**PROBLEM REQUIREMENTS:** Pull out every line containing the string "stacked".

**RECORD SET:**
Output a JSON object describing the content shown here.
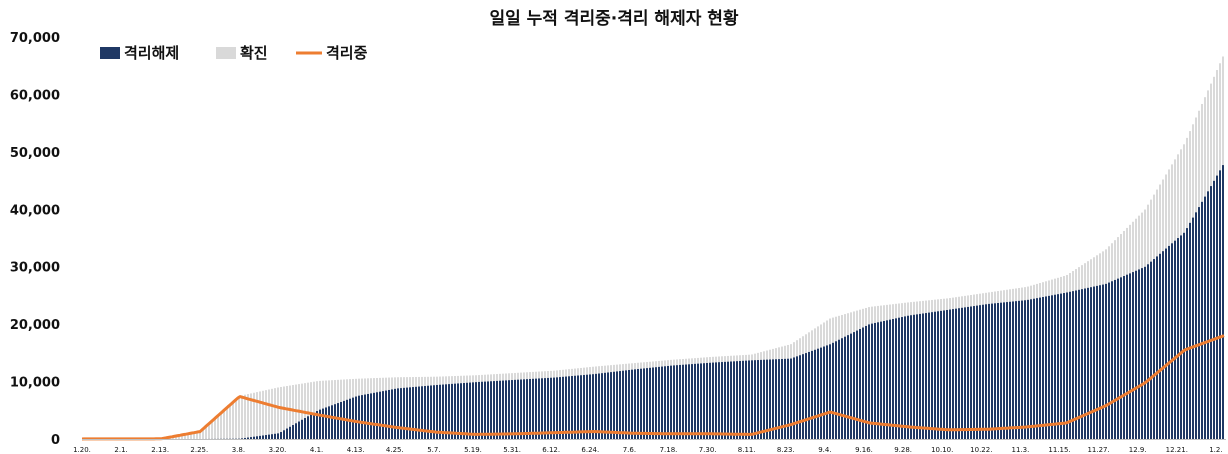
{
  "chart_data": {
    "type": "bar",
    "title": "일일 누적 격리중·격리 해제자 현황",
    "xlabel": "",
    "ylabel": "",
    "ylim": [
      0,
      70000
    ],
    "yticks": [
      "0",
      "10,000",
      "20,000",
      "30,000",
      "40,000",
      "50,000",
      "60,000",
      "70,000"
    ],
    "grid": false,
    "legend_position": "top-left",
    "x_labels": [
      "1.20.",
      "2.1.",
      "2.13.",
      "2.25.",
      "3.8.",
      "3.20.",
      "4.1.",
      "4.13.",
      "4.25.",
      "5.7.",
      "5.19.",
      "5.31.",
      "6.12.",
      "6.24.",
      "7.6.",
      "7.18.",
      "7.30.",
      "8.11.",
      "8.23.",
      "9.4.",
      "9.16.",
      "9.28.",
      "10.10.",
      "10.22.",
      "11.3.",
      "11.15.",
      "11.27.",
      "12.9.",
      "12.21.",
      "1.2."
    ],
    "series": [
      {
        "name": "격리해제",
        "type": "stacked-bar",
        "color": "#1f3864",
        "values": [
          0,
          0,
          0,
          0,
          50,
          1000,
          5000,
          7500,
          8800,
          9400,
          9900,
          10300,
          10700,
          11300,
          12100,
          12800,
          13300,
          13700,
          14000,
          16500,
          20000,
          21500,
          22500,
          23500,
          24200,
          25500,
          27000,
          30000,
          36000,
          48000
        ]
      },
      {
        "name": "확진",
        "type": "stacked-bar-total",
        "color": "#d9d9d9",
        "values": [
          10,
          15,
          28,
          1300,
          7500,
          9000,
          10100,
          10500,
          10750,
          10850,
          11100,
          11500,
          11900,
          12600,
          13200,
          13800,
          14300,
          14700,
          16500,
          21000,
          23000,
          23800,
          24500,
          25500,
          26500,
          28500,
          33000,
          40000,
          51500,
          67000
        ]
      },
      {
        "name": "격리중",
        "type": "line",
        "color": "#ed7d31",
        "values": [
          10,
          15,
          28,
          1300,
          7400,
          5500,
          4200,
          3000,
          2000,
          1200,
          800,
          900,
          1100,
          1300,
          1000,
          900,
          900,
          800,
          2500,
          4700,
          2800,
          2100,
          1600,
          1700,
          2100,
          2800,
          5800,
          9800,
          15500,
          18000
        ]
      }
    ]
  }
}
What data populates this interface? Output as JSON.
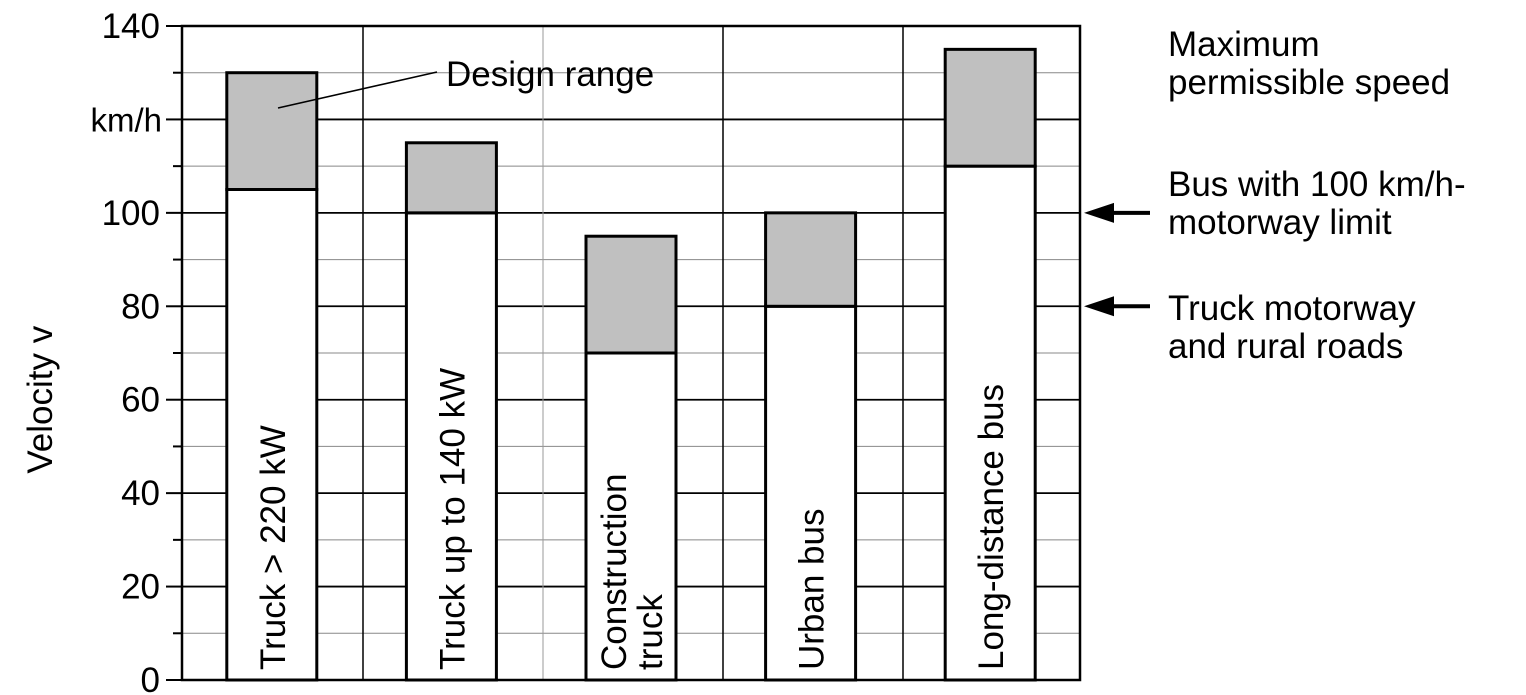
{
  "chart_data": {
    "type": "bar",
    "ylabel": "Velocity  v",
    "yunit": "km/h",
    "ylim": [
      0,
      140
    ],
    "yticks": [
      0,
      20,
      40,
      60,
      80,
      100,
      140
    ],
    "grid": true,
    "categories": [
      "Truck > 220 kW",
      "Truck up to 140 kW",
      [
        "Construction",
        "truck"
      ],
      "Urban bus",
      "Long-distance bus"
    ],
    "series": [
      {
        "name": "",
        "values": [
          105,
          100,
          70,
          80,
          110
        ]
      },
      {
        "name": "Design range",
        "values": [
          130,
          115,
          95,
          100,
          135
        ]
      }
    ],
    "colors": {
      "lower": "#ffffff",
      "range": "#c0c0c0",
      "stroke": "#000000"
    },
    "annotations": {
      "design_range": "Design range",
      "right": [
        {
          "text": [
            "Maximum",
            "permissible speed"
          ]
        },
        {
          "text": [
            "Bus with 100 km/h-",
            "motorway limit"
          ],
          "y": 100
        },
        {
          "text": [
            "Truck motorway",
            "and rural roads"
          ],
          "y": 80
        }
      ]
    }
  }
}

**SOLVED PROBLEM:**
        "type": "stacked-bar",
        "type": "stacked-bar-total",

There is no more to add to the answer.